Stored data entries
** start **
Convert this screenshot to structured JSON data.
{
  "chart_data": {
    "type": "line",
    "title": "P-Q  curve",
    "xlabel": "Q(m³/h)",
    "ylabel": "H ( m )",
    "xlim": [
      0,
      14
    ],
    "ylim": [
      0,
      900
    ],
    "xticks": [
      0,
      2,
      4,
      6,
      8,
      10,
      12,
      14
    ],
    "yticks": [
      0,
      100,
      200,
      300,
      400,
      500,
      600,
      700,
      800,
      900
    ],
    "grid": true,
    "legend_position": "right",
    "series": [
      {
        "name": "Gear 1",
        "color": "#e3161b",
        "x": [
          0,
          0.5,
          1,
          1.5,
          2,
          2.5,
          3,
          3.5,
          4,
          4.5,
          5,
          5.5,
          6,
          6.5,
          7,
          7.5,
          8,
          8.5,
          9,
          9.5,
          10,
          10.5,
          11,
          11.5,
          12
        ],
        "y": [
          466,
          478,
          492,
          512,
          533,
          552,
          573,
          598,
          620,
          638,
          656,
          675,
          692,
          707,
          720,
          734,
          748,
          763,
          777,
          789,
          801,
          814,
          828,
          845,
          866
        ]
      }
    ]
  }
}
** end **
** start **
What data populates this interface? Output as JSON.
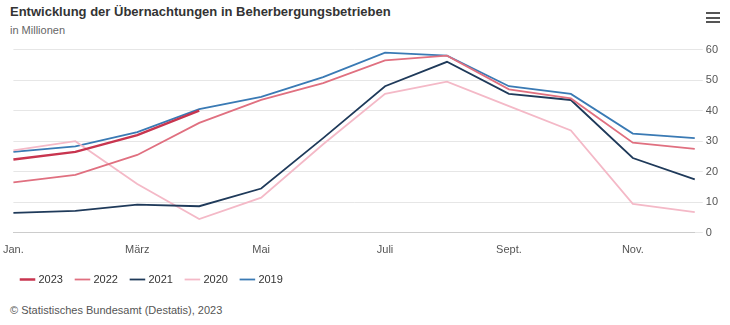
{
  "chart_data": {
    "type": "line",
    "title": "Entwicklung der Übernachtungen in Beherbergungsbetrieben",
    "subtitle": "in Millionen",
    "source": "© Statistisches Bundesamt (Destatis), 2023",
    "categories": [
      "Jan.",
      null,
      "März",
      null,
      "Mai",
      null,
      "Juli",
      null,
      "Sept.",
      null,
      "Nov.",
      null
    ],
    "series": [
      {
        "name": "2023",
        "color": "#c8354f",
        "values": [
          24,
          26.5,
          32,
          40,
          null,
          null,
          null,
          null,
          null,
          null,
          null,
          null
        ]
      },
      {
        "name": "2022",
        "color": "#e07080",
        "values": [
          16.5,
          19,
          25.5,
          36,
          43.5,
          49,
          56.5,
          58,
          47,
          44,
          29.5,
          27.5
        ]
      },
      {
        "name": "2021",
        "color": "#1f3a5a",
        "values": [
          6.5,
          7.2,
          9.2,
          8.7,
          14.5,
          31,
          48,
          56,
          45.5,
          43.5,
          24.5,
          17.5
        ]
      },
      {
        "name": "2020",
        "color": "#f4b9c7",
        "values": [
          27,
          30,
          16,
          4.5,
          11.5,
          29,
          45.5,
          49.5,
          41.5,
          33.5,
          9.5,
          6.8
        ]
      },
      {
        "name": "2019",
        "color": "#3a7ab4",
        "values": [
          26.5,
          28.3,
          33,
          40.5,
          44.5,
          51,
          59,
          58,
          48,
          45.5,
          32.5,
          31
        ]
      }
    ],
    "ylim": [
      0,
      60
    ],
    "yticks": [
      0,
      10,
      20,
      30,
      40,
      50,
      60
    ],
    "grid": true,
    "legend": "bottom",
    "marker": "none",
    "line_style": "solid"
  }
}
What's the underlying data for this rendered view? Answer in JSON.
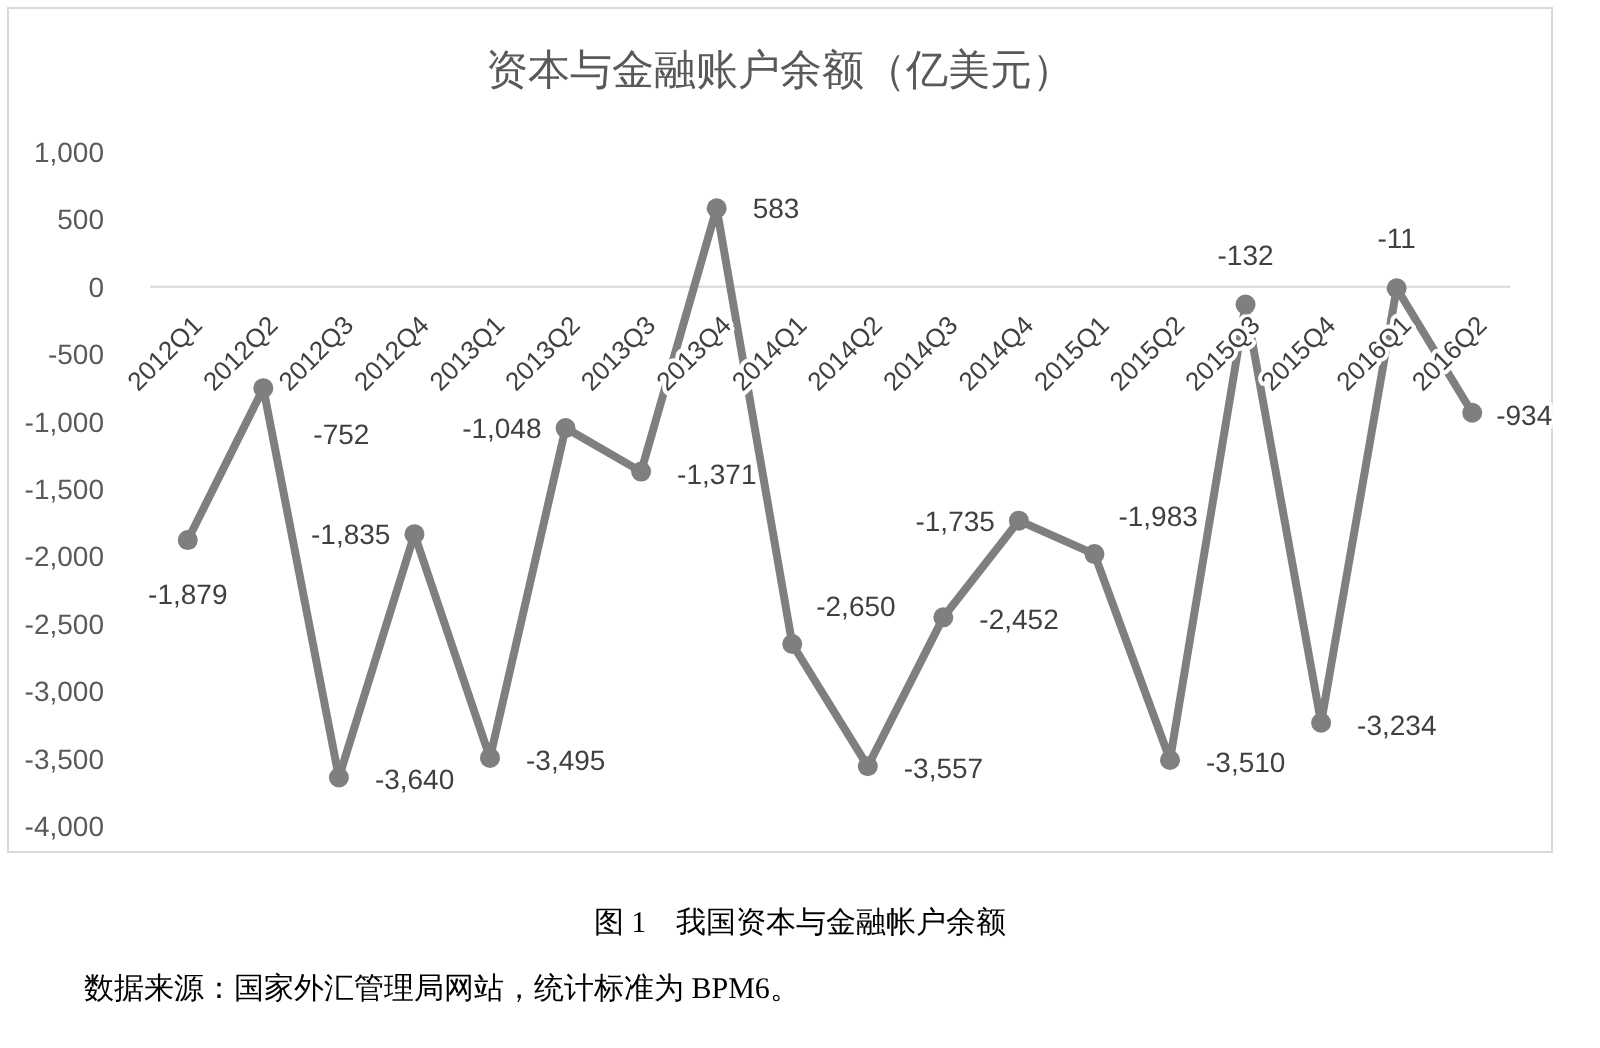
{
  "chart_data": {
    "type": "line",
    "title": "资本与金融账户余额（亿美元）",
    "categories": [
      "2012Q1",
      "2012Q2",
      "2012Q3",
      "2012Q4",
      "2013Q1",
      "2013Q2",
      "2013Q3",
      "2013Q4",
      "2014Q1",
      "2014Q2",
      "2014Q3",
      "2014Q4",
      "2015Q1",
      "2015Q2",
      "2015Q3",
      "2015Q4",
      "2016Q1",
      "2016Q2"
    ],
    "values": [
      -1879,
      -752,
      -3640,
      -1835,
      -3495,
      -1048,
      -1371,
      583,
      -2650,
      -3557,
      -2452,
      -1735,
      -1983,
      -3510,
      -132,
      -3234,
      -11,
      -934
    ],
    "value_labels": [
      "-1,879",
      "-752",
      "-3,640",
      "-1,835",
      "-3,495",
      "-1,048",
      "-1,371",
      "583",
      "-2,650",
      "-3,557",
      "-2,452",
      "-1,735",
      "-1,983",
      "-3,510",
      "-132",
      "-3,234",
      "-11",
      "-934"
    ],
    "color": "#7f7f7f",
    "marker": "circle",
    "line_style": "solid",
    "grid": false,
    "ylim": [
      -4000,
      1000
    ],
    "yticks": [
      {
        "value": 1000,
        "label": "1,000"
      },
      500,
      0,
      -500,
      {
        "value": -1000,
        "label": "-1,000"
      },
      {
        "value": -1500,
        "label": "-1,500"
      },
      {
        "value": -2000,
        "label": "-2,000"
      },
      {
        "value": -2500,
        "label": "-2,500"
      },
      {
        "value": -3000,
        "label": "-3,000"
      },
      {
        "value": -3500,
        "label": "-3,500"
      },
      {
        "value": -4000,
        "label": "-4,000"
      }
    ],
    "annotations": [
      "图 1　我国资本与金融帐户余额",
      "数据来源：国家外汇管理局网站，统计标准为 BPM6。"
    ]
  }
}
** end **
**What the task requires:** Your answer should be a single number: the count of lines in the data that include the word "JSON".

**Exercise result:** 3